Фрагмент документа:
Павшие и живые: машины, которые мы потеряли
Уже через несколько лет после того, как Владивосток наводнили японские машины, в них начал разбираться каждый мальчишка. Да и увлечёнными разговорами девушек о приводах и ступицах можно было заслушаться. Возникли культы отдельных моделей, фанатские группы... В очередной публикации из цикла об истории автомобильного Приморья журналист, писатель, автор документального романа «Правый руль» (16+) Василий Авченко – специально для «ВВ» – вспоминает марки японских машин, навсегда оставшиеся в прошлом.
Представительский, кофмортный, просторный Crown (в Приморье его называют «крауном», на Сахалине почему-то «кроуном») занял в душах советско-российских автомобилистов ниши вожделенной отечественной «волги» и германского «мерседеса». Стремительный задне- или полноприводный Skyline («скайлайн», он же «скай» и «скалик», иногда и «скулине») с характерными круглыми стоп-сигналами покорил фанатов езды с ветерком задолго до пришествия драг-рейсинга. Двухмостовый танкоподобный преодолеватель тайги и пустыни Nissan Safari – «сафарь», «сафарик», Patrol в евроверсии – стал мечтой рыбаков и охотников, равно как и «крузак-восьмидесятка» – Toyota Land Cruiser в 80-м кузове. Олицетворением народного автомобиля стала «королла», заняв примерно ту же нишу, что тольяттинская угловатая «классика» в российской глубинке. Такой уж в силу объективных причин была наша картина мира, серьёзно искажённая по сравнению с так называемой центральной Россией: вместо «жигулей» – «короллки» да «саньки» (седанчик Nissan Sunny), вместо ремонтников-молдаван – северные корейцы, вместо воблы – корюшка, вместо Чёрного моря – Японское, а вместо Турции – Хуньчунь.
«Крауны» и «короллки» никуда не делись с наших дорог и сегодня, хотя сменилось уже несколько их поколений. К примеру, «крузаки» в 60-м кузове встречаются всё реже – их сменили «двухсотки», причём используются последние чаще всего уже не как внедорожники, а в качестве люксового статусного авто.

Исходные данные:
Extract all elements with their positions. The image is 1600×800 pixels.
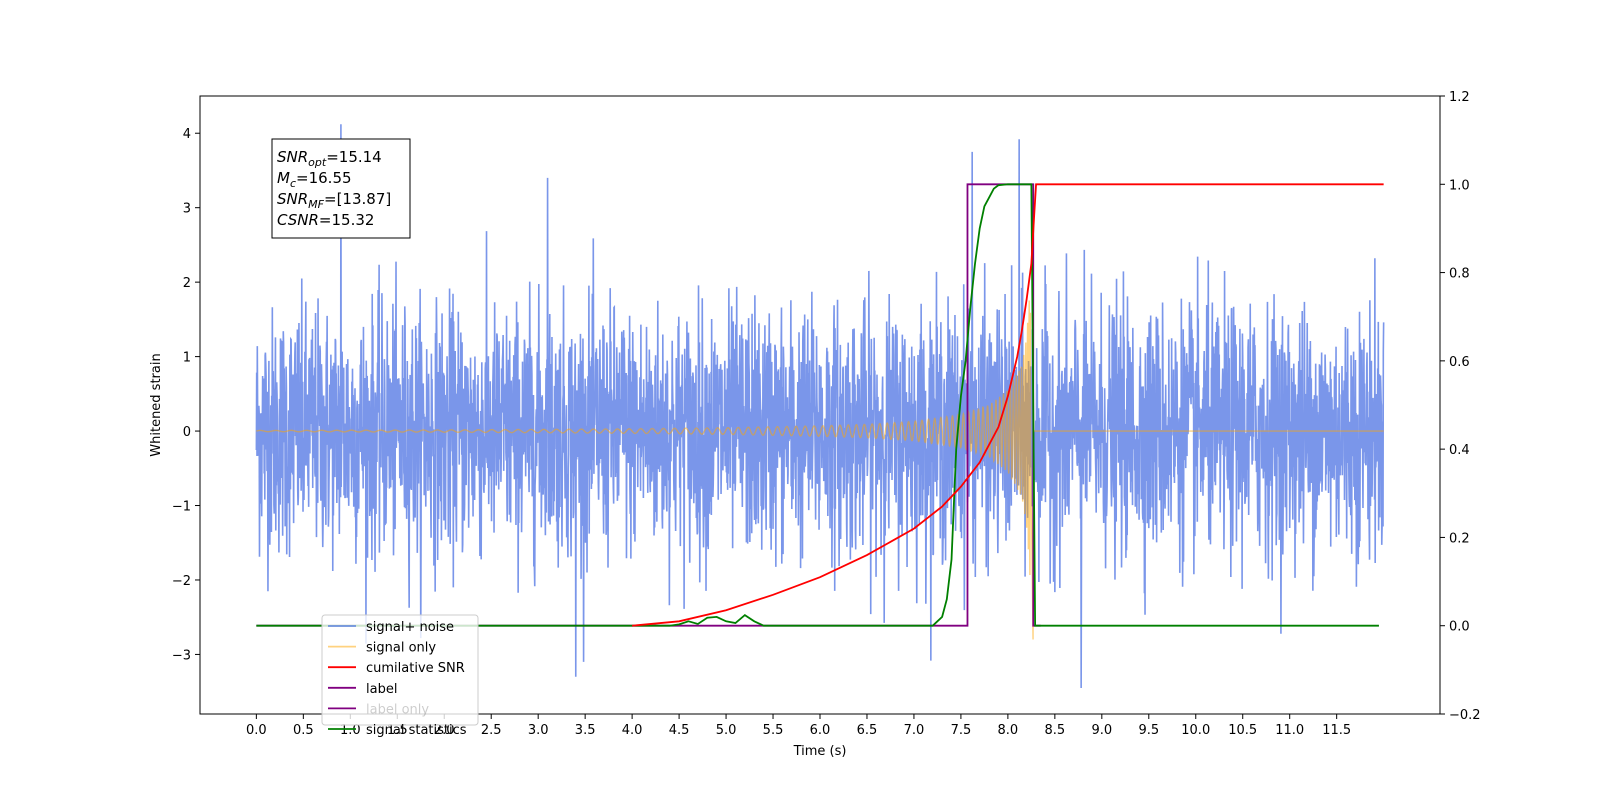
x-tick-label: 5.0: [716, 723, 737, 738]
x-tick-label: 6.5: [857, 723, 878, 738]
y-tick-label: 0: [183, 425, 191, 440]
y-axis-left: −3 −2 −1 0 1 2 3 4: [172, 127, 200, 663]
x-tick-label: 0.0: [246, 723, 267, 738]
x-tick-label: 2.0: [434, 723, 455, 738]
x-tick-label: 8.5: [1045, 723, 1066, 738]
x-tick-label: 3.5: [575, 723, 596, 738]
y-tick-label: 2: [183, 276, 191, 291]
annotation-line: Mc=16.55: [277, 169, 352, 190]
x-tick-label: 5.5: [763, 723, 784, 738]
series-signal-noise-line: [255, 124, 1385, 688]
x-tick-label: 3.0: [528, 723, 549, 738]
legend-label: cumilative SNR: [366, 661, 465, 676]
legend-label: label: [366, 682, 397, 697]
y-tick-label: −2: [172, 574, 191, 589]
series-cumilative-snr-line: [632, 183, 1384, 627]
y2-tick-label: 0.0: [1449, 620, 1470, 635]
annotation-line: SNRopt=15.14: [277, 148, 382, 169]
y2-tick-label: −0.2: [1449, 708, 1481, 723]
legend-label: signal only: [366, 641, 436, 656]
y-tick-label: −3: [172, 648, 191, 663]
x-tick-label: 0.5: [293, 723, 314, 738]
y2-tick-label: 0.4: [1449, 443, 1470, 458]
right-axis-series-group: [256, 183, 1384, 627]
y-tick-label: −1: [172, 500, 191, 515]
y-tick-label: 4: [183, 127, 191, 142]
legend-label: signal statistics: [366, 723, 467, 738]
x-tick-label: 11.0: [1275, 723, 1304, 738]
x-tick-label: 11.5: [1322, 723, 1351, 738]
x-tick-label: 6.0: [810, 723, 831, 738]
legend-label: label only: [366, 702, 429, 717]
noise-series-group: [255, 124, 1385, 688]
legend-frame: [321, 614, 479, 726]
y2-tick-label: 0.6: [1449, 355, 1470, 370]
series-signal-only-line: [256, 300, 1384, 640]
x-tick-label: 2.5: [481, 723, 502, 738]
x-tick-label: 9.5: [1138, 723, 1159, 738]
x-tick-label: 8.0: [998, 723, 1019, 738]
series-signal-statistics-line: [256, 183, 1379, 627]
annotation-line: SNRMF=[13.87]: [277, 190, 391, 211]
annotation-line: CSNR=15.32: [277, 211, 374, 229]
y-axis-right: −0.2 0.0 0.2 0.4 0.6 0.8 1.0 1.2: [1440, 90, 1481, 723]
x-tick-label: 10.0: [1181, 723, 1210, 738]
x-tick-label: 7.5: [951, 723, 972, 738]
y-axis-title: Whitened strain: [149, 353, 164, 456]
legend: signal+ noise signal only cumilative SNR la…: [321, 614, 479, 738]
y2-tick-label: 1.0: [1449, 178, 1470, 193]
annotation-frame: [271, 138, 411, 239]
x-tick-label: 7.0: [904, 723, 925, 738]
y2-tick-label: 0.2: [1449, 531, 1470, 546]
x-tick-label: 10.5: [1228, 723, 1257, 738]
x-axis: 0.0 0.5 1.0 1.5 2.0 2.5 3.0 3.5 4.0 4.5 5.0 5.5 6.0 6…: [246, 714, 1351, 738]
x-tick-label: 9.0: [1091, 723, 1112, 738]
y-tick-label: 3: [183, 202, 191, 217]
signal-series-group: [256, 300, 1384, 640]
y2-tick-label: 1.2: [1449, 90, 1470, 105]
x-tick-label: 1.5: [387, 723, 408, 738]
x-axis-title: Time (s): [793, 744, 847, 759]
annotation-box: SNRopt=15.14Mc=16.55SNRMF=[13.87]CSNR=15…: [271, 138, 411, 239]
y-tick-label: 1: [183, 351, 191, 366]
x-tick-label: 1.0: [340, 723, 361, 738]
y2-tick-label: 0.8: [1449, 267, 1470, 282]
x-tick-label: 4.5: [669, 723, 690, 738]
x-tick-label: 4.0: [622, 723, 643, 738]
legend-label: signal+ noise: [366, 620, 454, 635]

Короткая задача: Подхватите текст о японских машинах в Приморье и продолжите его сразу после последнего предложения. Записи здесь не понадобятся.

Результат упражнения:
Но сегодня мне хотелось бы вспомнить другие марки, которым не выпала столь долгая жизнь на конвейере и дорогах, как тем же «королле», «крауну» или «камри». Сказать о тех, которых никогда не было много, а сегодня совсем почти не осталось. Новым поколениям автомобилистов их названия уже ничего не говорят.
То и дело натыкаюсь на их ржавые перекорёженные остовы: по обочинам городских дорог, в спрятанных между «гостевыми маршрутами» Владивостока мрачных очкурах, в спальных районах, где эти машины годами молчат, замерев на спущенных навсегда колёсах или заботливо подложенных когда-то чурочках. В Уссурийске, Находке, Арсеньеве, Спасске-Дальнем, Дальнереченске. В самых отдалённых, давно забытых богом и властями сёлах, где, казалось бы, легковые машины вообще не нужны за отсутствием сколько-нибудь проезжих дорог…
Эти японские раскуроченные шедевры инженерной мысли вросли в землю, словно рухнувшие на подлёте к цели камикадзе. Они давно обрусели – хотя бы потому, что провели в России куда больше времени, чем в родной Японии. И ещё потому, что для японцев они были всего лишь средством передвижения, а для нас стали культурным кодом, образом жизни.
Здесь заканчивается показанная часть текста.